Data records
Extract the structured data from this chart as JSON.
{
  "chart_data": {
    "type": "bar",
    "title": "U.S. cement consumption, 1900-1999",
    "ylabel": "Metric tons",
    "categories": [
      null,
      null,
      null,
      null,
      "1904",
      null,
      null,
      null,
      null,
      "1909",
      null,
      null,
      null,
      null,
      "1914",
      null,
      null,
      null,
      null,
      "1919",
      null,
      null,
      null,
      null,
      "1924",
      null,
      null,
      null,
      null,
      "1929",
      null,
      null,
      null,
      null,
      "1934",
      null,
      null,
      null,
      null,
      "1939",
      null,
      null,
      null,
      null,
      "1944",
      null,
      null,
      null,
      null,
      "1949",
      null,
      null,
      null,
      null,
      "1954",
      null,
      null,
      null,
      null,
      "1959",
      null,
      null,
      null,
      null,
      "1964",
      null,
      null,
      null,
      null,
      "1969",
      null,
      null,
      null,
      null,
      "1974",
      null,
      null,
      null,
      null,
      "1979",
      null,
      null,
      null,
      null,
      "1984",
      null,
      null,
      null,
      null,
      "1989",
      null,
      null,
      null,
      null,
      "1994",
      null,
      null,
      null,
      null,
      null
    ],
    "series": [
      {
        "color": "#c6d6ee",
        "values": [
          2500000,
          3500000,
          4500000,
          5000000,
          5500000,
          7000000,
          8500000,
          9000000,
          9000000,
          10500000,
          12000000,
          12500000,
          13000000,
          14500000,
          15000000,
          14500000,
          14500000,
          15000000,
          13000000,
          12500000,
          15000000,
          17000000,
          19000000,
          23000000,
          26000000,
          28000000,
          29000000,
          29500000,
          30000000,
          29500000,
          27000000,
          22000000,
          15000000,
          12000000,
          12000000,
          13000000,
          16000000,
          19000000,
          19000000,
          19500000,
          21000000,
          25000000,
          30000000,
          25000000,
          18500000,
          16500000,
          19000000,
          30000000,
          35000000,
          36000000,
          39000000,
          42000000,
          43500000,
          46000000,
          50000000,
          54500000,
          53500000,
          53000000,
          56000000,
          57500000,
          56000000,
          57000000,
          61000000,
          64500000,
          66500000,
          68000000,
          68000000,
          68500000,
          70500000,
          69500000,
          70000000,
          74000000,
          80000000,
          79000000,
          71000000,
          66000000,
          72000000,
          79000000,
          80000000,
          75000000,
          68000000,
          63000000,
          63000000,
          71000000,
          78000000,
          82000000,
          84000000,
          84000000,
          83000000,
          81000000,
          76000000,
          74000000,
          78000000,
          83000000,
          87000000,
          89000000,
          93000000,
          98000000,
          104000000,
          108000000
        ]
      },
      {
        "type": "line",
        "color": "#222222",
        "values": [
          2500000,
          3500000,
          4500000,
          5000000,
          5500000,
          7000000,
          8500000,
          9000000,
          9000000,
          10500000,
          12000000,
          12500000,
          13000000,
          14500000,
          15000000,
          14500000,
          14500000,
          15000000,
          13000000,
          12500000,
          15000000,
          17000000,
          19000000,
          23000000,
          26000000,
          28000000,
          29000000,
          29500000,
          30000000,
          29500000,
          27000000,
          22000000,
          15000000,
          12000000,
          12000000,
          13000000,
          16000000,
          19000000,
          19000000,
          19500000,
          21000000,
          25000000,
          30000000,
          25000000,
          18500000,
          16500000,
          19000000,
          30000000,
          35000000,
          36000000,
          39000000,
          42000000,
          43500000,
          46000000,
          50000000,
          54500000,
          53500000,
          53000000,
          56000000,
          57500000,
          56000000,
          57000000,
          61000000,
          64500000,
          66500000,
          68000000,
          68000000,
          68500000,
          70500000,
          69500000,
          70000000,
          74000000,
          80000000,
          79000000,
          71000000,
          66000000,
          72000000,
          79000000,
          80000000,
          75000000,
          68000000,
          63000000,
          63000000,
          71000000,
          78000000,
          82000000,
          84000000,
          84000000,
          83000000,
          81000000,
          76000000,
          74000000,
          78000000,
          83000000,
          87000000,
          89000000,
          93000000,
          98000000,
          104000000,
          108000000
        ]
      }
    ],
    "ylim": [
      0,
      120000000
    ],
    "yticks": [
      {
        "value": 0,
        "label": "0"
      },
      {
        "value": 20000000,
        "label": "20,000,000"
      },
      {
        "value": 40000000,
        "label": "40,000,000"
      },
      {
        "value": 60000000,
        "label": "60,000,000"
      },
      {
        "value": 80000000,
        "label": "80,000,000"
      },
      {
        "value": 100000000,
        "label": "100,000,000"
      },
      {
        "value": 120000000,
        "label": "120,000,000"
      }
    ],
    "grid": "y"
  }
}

§ THE REQUEST: Make an exact copy of every entry.

§ SOLVED PROBLEM:
Extract the structured data from this chart as JSON.
{
  "chart_data": {
    "type": "bar",
    "title": "U.S. cement consumption, 1900-1999",
    "ylabel": "Metric tons",
    "categories": [
      null,
      null,
      null,
      null,
      "1904",
      null,
      null,
      null,
      null,
      "1909",
      null,
      null,
      null,
      null,
      "1914",
      null,
      null,
      null,
      null,
      "1919",
      null,
      null,
      null,
      null,
      "1924",
      null,
      null,
      null,
      null,
      "1929",
      null,
      null,
      null,
      null,
      "1934",
      null,
      null,
      null,
      null,
      "1939",
      null,
      null,
      null,
      null,
      "1944",
      null,
      null,
      null,
      null,
      "1949",
      null,
      null,
      null,
      null,
      "1954",
      null,
      null,
      null,
      null,
      "1959",
      null,
      null,
      null,
      null,
      "1964",
      null,
      null,
      null,
      null,
      "1969",
      null,
      null,
      null,
      null,
      "1974",
      null,
      null,
      null,
      null,
      "1979",
      null,
      null,
      null,
      null,
      "1984",
      null,
      null,
      null,
      null,
      "1989",
      null,
      null,
      null,
      null,
      "1994",
      null,
      null,
      null,
      null,
      null
    ],
    "series": [
      {
        "color": "#c6d6ee",
        "values": [
          2500000,
          3500000,
          4500000,
          5000000,
          5500000,
          7000000,
          8500000,
          9000000,
          9000000,
          10500000,
          12000000,
          12500000,
          13000000,
          14500000,
          15000000,
          14500000,
          14500000,
          15000000,
          13000000,
          12500000,
          15000000,
          17000000,
          19000000,
          23000000,
          26000000,
          28000000,
          29000000,
          29500000,
          30000000,
          29500000,
          27000000,
          22000000,
          15000000,
          12000000,
          12000000,
          13000000,
          16000000,
          19000000,
          19000000,
          19500000,
          21000000,
          25000000,
          30000000,
          25000000,
          18500000,
          16500000,
          19000000,
          30000000,
          35000000,
          36000000,
          39000000,
          42000000,
          43500000,
          46000000,
          50000000,
          54500000,
          53500000,
          53000000,
          56000000,
          57500000,
          56000000,
          57000000,
          61000000,
          64500000,
          66500000,
          68000000,
          68000000,
          68500000,
          70500000,
          69500000,
          70000000,
          74000000,
          80000000,
          79000000,
          71000000,
          66000000,
          72000000,
          79000000,
          80000000,
          75000000,
          68000000,
          63000000,
          63000000,
          71000000,
          78000000,
          82000000,
          84000000,
          84000000,
          83000000,
          81000000,
          76000000,
          74000000,
          78000000,
          83000000,
          87000000,
          89000000,
          93000000,
          98000000,
          104000000,
          108000000
        ]
      },
      {
        "type": "line",
        "color": "#222222",
        "values": [
          2500000,
          3500000,
          4500000,
          5000000,
          5500000,
          7000000,
          8500000,
          9000000,
          9000000,
          10500000,
          12000000,
          12500000,
          13000000,
          14500000,
          15000000,
          14500000,
          14500000,
          15000000,
          13000000,
          12500000,
          15000000,
          17000000,
          19000000,
          23000000,
          26000000,
          28000000,
          29000000,
          29500000,
          30000000,
          29500000,
          27000000,
          22000000,
          15000000,
          12000000,
          12000000,
          13000000,
          16000000,
          19000000,
          19000000,
          19500000,
          21000000,
          25000000,
          30000000,
          25000000,
          18500000,
          16500000,
          19000000,
          30000000,
          35000000,
          36000000,
          39000000,
          42000000,
          43500000,
          46000000,
          50000000,
          54500000,
          53500000,
          53000000,
          56000000,
          57500000,
          56000000,
          57000000,
          61000000,
          64500000,
          66500000,
          68000000,
          68000000,
          68500000,
          70500000,
          69500000,
          70000000,
          74000000,
          80000000,
          79000000,
          71000000,
          66000000,
          72000000,
          79000000,
          80000000,
          75000000,
          68000000,
          63000000,
          63000000,
          71000000,
          78000000,
          82000000,
          84000000,
          84000000,
          83000000,
          81000000,
          76000000,
          74000000,
          78000000,
          83000000,
          87000000,
          89000000,
          93000000,
          98000000,
          104000000,
          108000000
        ]
      }
    ],
    "ylim": [
      0,
      120000000
    ],
    "yticks": [
      {
        "value": 0,
        "label": "0"
      },
      {
        "value": 20000000,
        "label": "20,000,000"
      },
      {
        "value": 40000000,
        "label": "40,000,000"
      },
      {
        "value": 60000000,
        "label": "60,000,000"
      },
      {
        "value": 80000000,
        "label": "80,000,000"
      },
      {
        "value": 100000000,
        "label": "100,000,000"
      },
      {
        "value": 120000000,
        "label": "120,000,000"
      }
    ],
    "grid": "y"
  }
}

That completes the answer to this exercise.